### EXERCISE:
Return exactly the lines from the "Convert this screenshot" line through the last line of the entries below. Include no pictures.

### DATASET ROWS:

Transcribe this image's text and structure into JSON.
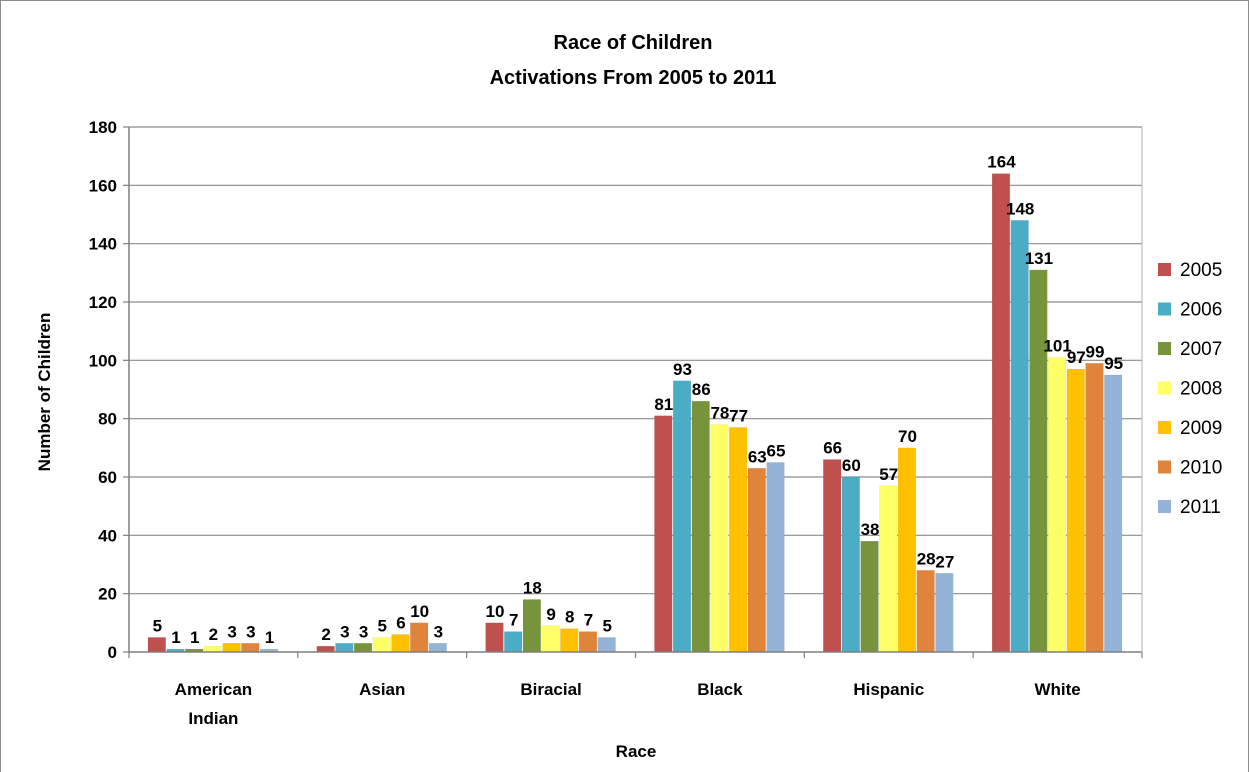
{
  "chart_data": {
    "type": "bar",
    "title": "Race of Children",
    "subtitle": "Activations From 2005 to 2011",
    "xlabel": "Race",
    "ylabel": "Number of Children",
    "ylim": [
      0,
      180
    ],
    "yticks": [
      0,
      20,
      40,
      60,
      80,
      100,
      120,
      140,
      160,
      180
    ],
    "grid": true,
    "legend_position": "right",
    "categories": [
      "American Indian",
      "Asian",
      "Biracial",
      "Black",
      "Hispanic",
      "White"
    ],
    "series": [
      {
        "name": "2005",
        "color": "#c0504d",
        "values": [
          5,
          2,
          10,
          81,
          66,
          164
        ]
      },
      {
        "name": "2006",
        "color": "#4bacc6",
        "values": [
          1,
          3,
          7,
          93,
          60,
          148
        ]
      },
      {
        "name": "2007",
        "color": "#77933c",
        "values": [
          1,
          3,
          18,
          86,
          38,
          131
        ]
      },
      {
        "name": "2008",
        "color": "#ffff66",
        "values": [
          2,
          5,
          9,
          78,
          57,
          101
        ]
      },
      {
        "name": "2009",
        "color": "#ffc000",
        "values": [
          3,
          6,
          8,
          77,
          70,
          97
        ]
      },
      {
        "name": "2010",
        "color": "#e0843c",
        "values": [
          3,
          10,
          7,
          63,
          28,
          99
        ]
      },
      {
        "name": "2011",
        "color": "#95b3d7",
        "values": [
          1,
          3,
          5,
          65,
          27,
          95
        ]
      }
    ]
  }
}
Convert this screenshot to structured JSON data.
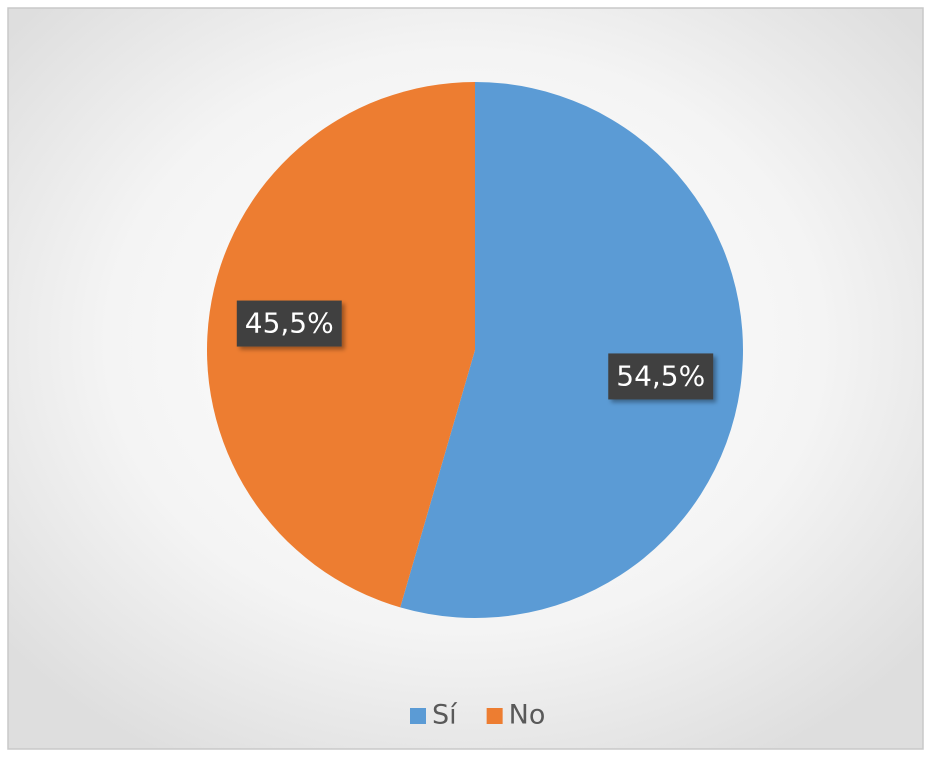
{
  "chart_data": {
    "type": "pie",
    "categories": [
      "Sí",
      "No"
    ],
    "values": [
      54.5,
      45.5
    ],
    "value_labels": [
      "54,5%",
      "45,5%"
    ],
    "colors": [
      "#5b9bd5",
      "#ed7d31"
    ],
    "legend": "bottom"
  }
}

### WRITTEN REPLY:
Convert this screenshot to structured JSON data.
{
  "chart_data": {
    "type": "pie",
    "categories": [
      "Sí",
      "No"
    ],
    "values": [
      54.5,
      45.5
    ],
    "value_labels": [
      "54,5%",
      "45,5%"
    ],
    "colors": [
      "#5b9bd5",
      "#ed7d31"
    ],
    "legend": "bottom"
  }
}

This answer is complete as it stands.